To be done
Without altering anything, repeat each of the records.
-----
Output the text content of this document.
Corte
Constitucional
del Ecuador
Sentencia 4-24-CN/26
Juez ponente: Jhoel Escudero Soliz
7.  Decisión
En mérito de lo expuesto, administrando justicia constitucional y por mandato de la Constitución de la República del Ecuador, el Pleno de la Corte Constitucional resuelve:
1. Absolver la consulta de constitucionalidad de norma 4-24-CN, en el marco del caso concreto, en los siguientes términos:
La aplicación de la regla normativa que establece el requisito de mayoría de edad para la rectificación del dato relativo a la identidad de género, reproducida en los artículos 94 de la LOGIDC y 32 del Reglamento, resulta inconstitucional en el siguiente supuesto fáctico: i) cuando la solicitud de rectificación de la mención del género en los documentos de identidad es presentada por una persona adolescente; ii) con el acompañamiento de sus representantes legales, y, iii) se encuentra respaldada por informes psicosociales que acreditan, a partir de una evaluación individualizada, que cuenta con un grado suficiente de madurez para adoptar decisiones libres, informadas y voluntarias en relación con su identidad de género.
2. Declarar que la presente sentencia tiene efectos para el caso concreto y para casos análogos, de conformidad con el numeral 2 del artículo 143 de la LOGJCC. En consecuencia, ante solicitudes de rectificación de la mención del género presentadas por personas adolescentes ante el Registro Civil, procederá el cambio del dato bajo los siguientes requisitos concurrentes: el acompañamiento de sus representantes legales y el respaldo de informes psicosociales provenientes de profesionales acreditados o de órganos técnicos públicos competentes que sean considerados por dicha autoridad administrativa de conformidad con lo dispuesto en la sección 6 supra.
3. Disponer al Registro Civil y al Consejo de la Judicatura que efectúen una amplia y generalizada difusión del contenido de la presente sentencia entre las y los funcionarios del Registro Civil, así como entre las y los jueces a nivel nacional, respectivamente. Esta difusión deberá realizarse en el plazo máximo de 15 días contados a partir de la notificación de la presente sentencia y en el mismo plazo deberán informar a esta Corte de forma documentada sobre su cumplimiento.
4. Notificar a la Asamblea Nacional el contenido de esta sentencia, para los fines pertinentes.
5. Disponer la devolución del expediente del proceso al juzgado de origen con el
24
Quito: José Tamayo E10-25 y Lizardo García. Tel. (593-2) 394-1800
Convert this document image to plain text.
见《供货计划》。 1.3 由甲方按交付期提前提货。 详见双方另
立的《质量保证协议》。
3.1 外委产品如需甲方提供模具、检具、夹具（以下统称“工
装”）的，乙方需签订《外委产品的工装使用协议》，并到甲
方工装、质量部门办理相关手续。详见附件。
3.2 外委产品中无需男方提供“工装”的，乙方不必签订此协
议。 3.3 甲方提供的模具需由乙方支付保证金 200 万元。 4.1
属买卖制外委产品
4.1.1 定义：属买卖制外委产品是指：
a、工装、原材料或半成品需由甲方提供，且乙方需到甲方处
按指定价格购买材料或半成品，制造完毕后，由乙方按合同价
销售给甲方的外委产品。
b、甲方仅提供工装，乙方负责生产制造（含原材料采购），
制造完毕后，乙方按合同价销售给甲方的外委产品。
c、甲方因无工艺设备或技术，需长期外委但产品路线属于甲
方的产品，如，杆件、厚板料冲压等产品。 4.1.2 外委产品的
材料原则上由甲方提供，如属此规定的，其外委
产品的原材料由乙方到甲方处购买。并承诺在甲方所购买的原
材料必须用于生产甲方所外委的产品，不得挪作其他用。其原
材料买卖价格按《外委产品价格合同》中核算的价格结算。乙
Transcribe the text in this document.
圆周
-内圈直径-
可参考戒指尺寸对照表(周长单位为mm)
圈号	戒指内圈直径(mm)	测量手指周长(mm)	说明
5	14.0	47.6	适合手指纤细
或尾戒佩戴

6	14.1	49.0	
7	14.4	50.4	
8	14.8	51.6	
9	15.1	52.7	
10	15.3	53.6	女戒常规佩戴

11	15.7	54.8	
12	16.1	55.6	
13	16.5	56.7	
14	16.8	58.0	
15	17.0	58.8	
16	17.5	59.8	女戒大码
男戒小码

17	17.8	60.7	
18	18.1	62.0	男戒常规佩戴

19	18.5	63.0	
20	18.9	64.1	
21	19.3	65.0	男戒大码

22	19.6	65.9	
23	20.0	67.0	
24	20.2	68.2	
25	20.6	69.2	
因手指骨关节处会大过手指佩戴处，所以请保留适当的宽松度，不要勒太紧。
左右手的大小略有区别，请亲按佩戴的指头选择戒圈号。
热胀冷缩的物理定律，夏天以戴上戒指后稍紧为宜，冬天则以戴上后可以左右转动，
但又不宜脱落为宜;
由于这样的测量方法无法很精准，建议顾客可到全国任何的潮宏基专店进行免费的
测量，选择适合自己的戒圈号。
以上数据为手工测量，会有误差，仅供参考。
-----
Final result
Output the text content of this document.
Corte
Constitucional
del Ecuador
Sentencia 4-24-CN/26
Juez ponente: Jhoel Escudero Soliz
7.  Decisión
En mérito de lo expuesto, administrando justicia constitucional y por mandato de la Constitución de la República del Ecuador, el Pleno de la Corte Constitucional resuelve:
1. Absolver la consulta de constitucionalidad de norma 4-24-CN, en el marco del caso concreto, en los siguientes términos:
La aplicación de la regla normativa que establece el requisito de mayoría de edad para la rectificación del dato relativo a la identidad de género, reproducida en los artículos 94 de la LOGIDC y 32 del Reglamento, resulta inconstitucional en el siguiente supuesto fáctico: i) cuando la solicitud de rectificación de la mención del género en los documentos de identidad es presentada por una persona adolescente; ii) con el acompañamiento de sus representantes legales, y, iii) se encuentra respaldada por informes psicosociales que acreditan, a partir de una evaluación individualizada, que cuenta con un grado suficiente de madurez para adoptar decisiones libres, informadas y voluntarias en relación con su identidad de género.
2. Declarar que la presente sentencia tiene efectos para el caso concreto y para casos análogos, de conformidad con el numeral 2 del artículo 143 de la LOGJCC. En consecuencia, ante solicitudes de rectificación de la mención del género presentadas por personas adolescentes ante el Registro Civil, procederá el cambio del dato bajo los siguientes requisitos concurrentes: el acompañamiento de sus representantes legales y el respaldo de informes psicosociales provenientes de profesionales acreditados o de órganos técnicos públicos competentes que sean considerados por dicha autoridad administrativa de conformidad con lo dispuesto en la sección 6 supra.
3. Disponer al Registro Civil y al Consejo de la Judicatura que efectúen una amplia y generalizada difusión del contenido de la presente sentencia entre las y los funcionarios del Registro Civil, así como entre las y los jueces a nivel nacional, respectivamente. Esta difusión deberá realizarse en el plazo máximo de 15 días contados a partir de la notificación de la presente sentencia y en el mismo plazo deberán informar a esta Corte de forma documentada sobre su cumplimiento.
4. Notificar a la Asamblea Nacional el contenido de esta sentencia, para los fines pertinentes.
5. Disponer la devolución del expediente del proceso al juzgado de origen con el
24
Quito: José Tamayo E10-25 y Lizardo García. Tel. (593-2) 394-1800
Convert this document image to plain text.
见《供货计划》。 1.3 由甲方按交付期提前提货。 详见双方另
立的《质量保证协议》。
3.1 外委产品如需甲方提供模具、检具、夹具（以下统称“工
装”）的，乙方需签订《外委产品的工装使用协议》，并到甲
方工装、质量部门办理相关手续。详见附件。
3.2 外委产品中无需男方提供“工装”的，乙方不必签订此协
议。 3.3 甲方提供的模具需由乙方支付保证金 200 万元。 4.1
属买卖制外委产品
4.1.1 定义：属买卖制外委产品是指：
a、工装、原材料或半成品需由甲方提供，且乙方需到甲方处
按指定价格购买材料或半成品，制造完毕后，由乙方按合同价
销售给甲方的外委产品。
b、甲方仅提供工装，乙方负责生产制造（含原材料采购），
制造完毕后，乙方按合同价销售给甲方的外委产品。
c、甲方因无工艺设备或技术，需长期外委但产品路线属于甲
方的产品，如，杆件、厚板料冲压等产品。 4.1.2 外委产品的
材料原则上由甲方提供，如属此规定的，其外委
产品的原材料由乙方到甲方处购买。并承诺在甲方所购买的原
材料必须用于生产甲方所外委的产品，不得挪作其他用。其原
材料买卖价格按《外委产品价格合同》中核算的价格结算。乙
Transcribe the text in this document.
圆周
-内圈直径-
可参考戒指尺寸对照表(周长单位为mm)
圈号	戒指内圈直径(mm)	测量手指周长(mm)	说明
5	14.0	47.6	适合手指纤细
或尾戒佩戴

6	14.1	49.0	
7	14.4	50.4	
8	14.8	51.6	
9	15.1	52.7	
10	15.3	53.6	女戒常规佩戴

11	15.7	54.8	
12	16.1	55.6	
13	16.5	56.7	
14	16.8	58.0	
15	17.0	58.8	
16	17.5	59.8	女戒大码
男戒小码

17	17.8	60.7	
18	18.1	62.0	男戒常规佩戴

19	18.5	63.0	
20	18.9	64.1	
21	19.3	65.0	男戒大码

22	19.6	65.9	
23	20.0	67.0	
24	20.2	68.2	
25	20.6	69.2	
因手指骨关节处会大过手指佩戴处，所以请保留适当的宽松度，不要勒太紧。
左右手的大小略有区别，请亲按佩戴的指头选择戒圈号。
热胀冷缩的物理定律，夏天以戴上戒指后稍紧为宜，冬天则以戴上后可以左右转动，
但又不宜脱落为宜;
由于这样的测量方法无法很精准，建议顾客可到全国任何的潮宏基专店进行免费的
测量，选择适合自己的戒圈号。
以上数据为手工测量，会有误差，仅供参考。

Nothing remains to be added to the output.